> Written task
Take the material below and retype it in full; pictures are left out.

Recorded data:
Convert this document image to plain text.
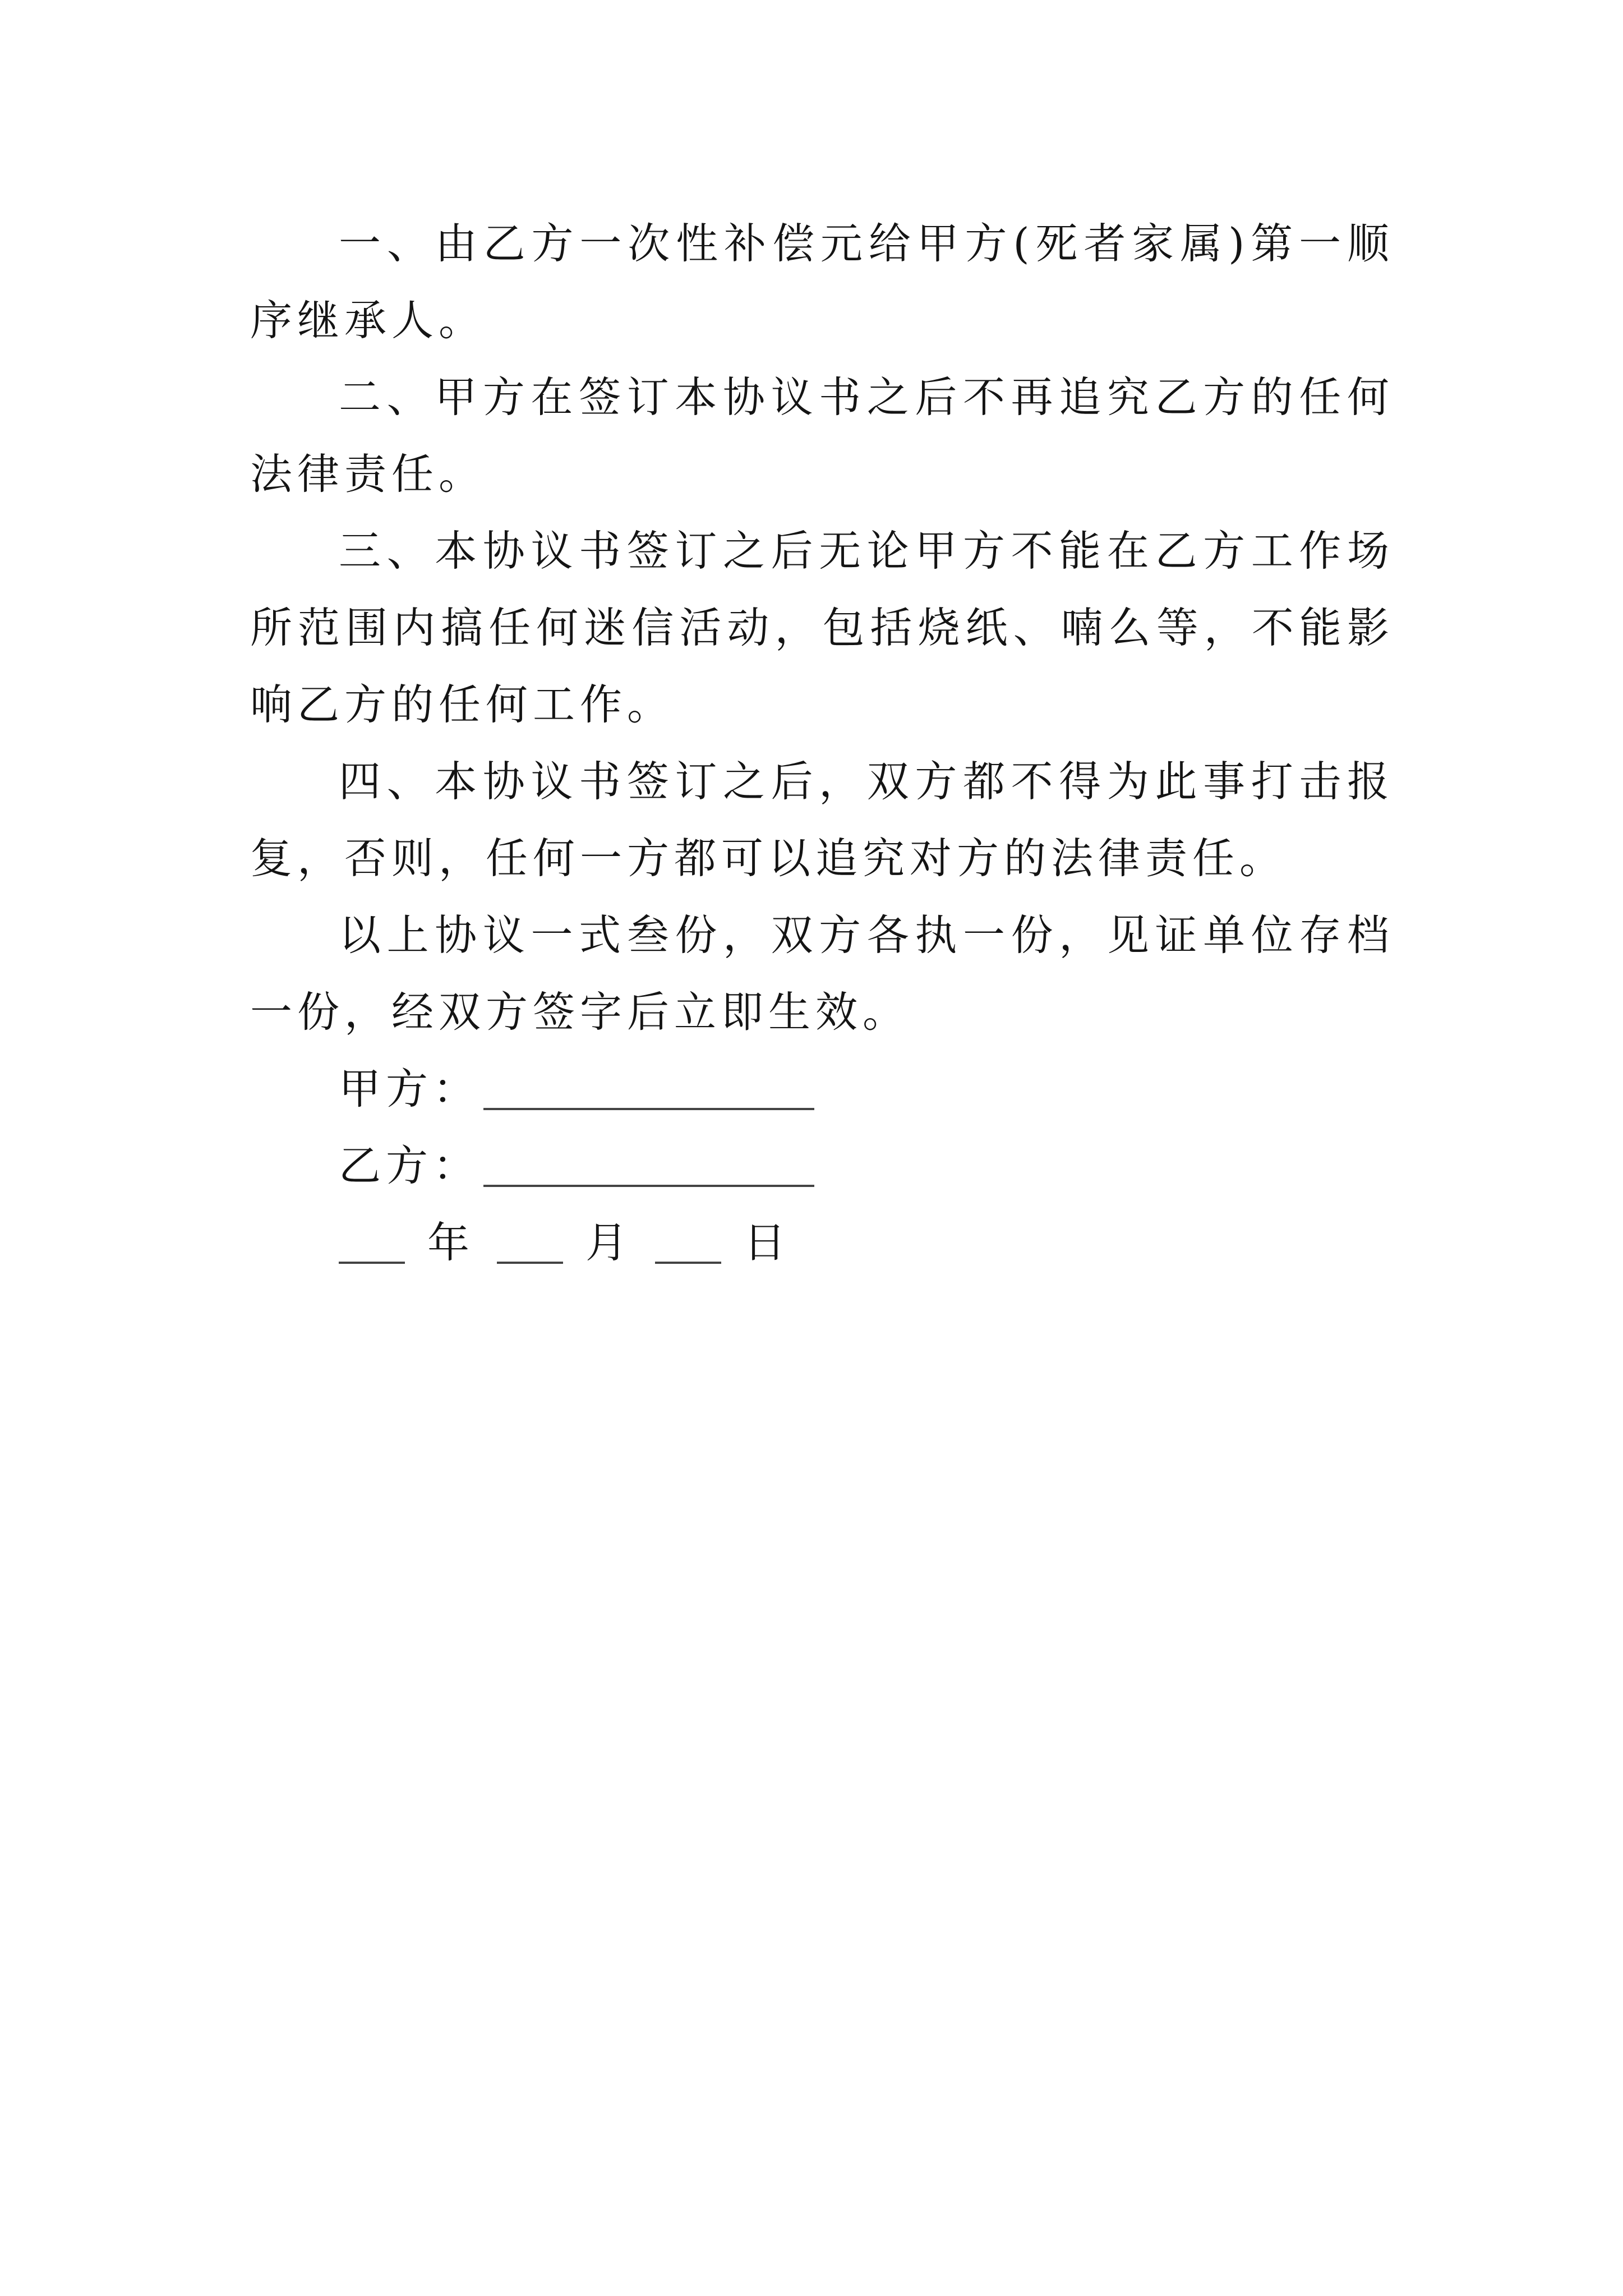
一、由乙方一次性补偿元给甲方(死者家属)第一顺序继承人。

二、甲方在签订本协议书之后不再追究乙方的任何法律责任。

三、本协议书签订之后无论甲方不能在乙方工作场所范围内搞任何迷信活动，包括烧纸、喃么等，不能影响乙方的任何工作。

四、本协议书签订之后，双方都不得为此事打击报复，否则，任何一方都可以追究对方的法律责任。

以上协议一式叁份，双方各执一份，见证单位存档一份，经双方签字后立即生效。

甲方：
乙方：
年	月	日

> Complete output
Convert this document image to plain text.
一、由乙方一次性补偿元给甲方(死者家属)第一顺序继承人。

二、甲方在签订本协议书之后不再追究乙方的任何法律责任。

三、本协议书签订之后无论甲方不能在乙方工作场所范围内搞任何迷信活动，包括烧纸、喃么等，不能影响乙方的任何工作。

四、本协议书签订之后，双方都不得为此事打击报复，否则，任何一方都可以追究对方的法律责任。

以上协议一式叁份，双方各执一份，见证单位存档一份，经双方签字后立即生效。

甲方：
乙方：
年	月	日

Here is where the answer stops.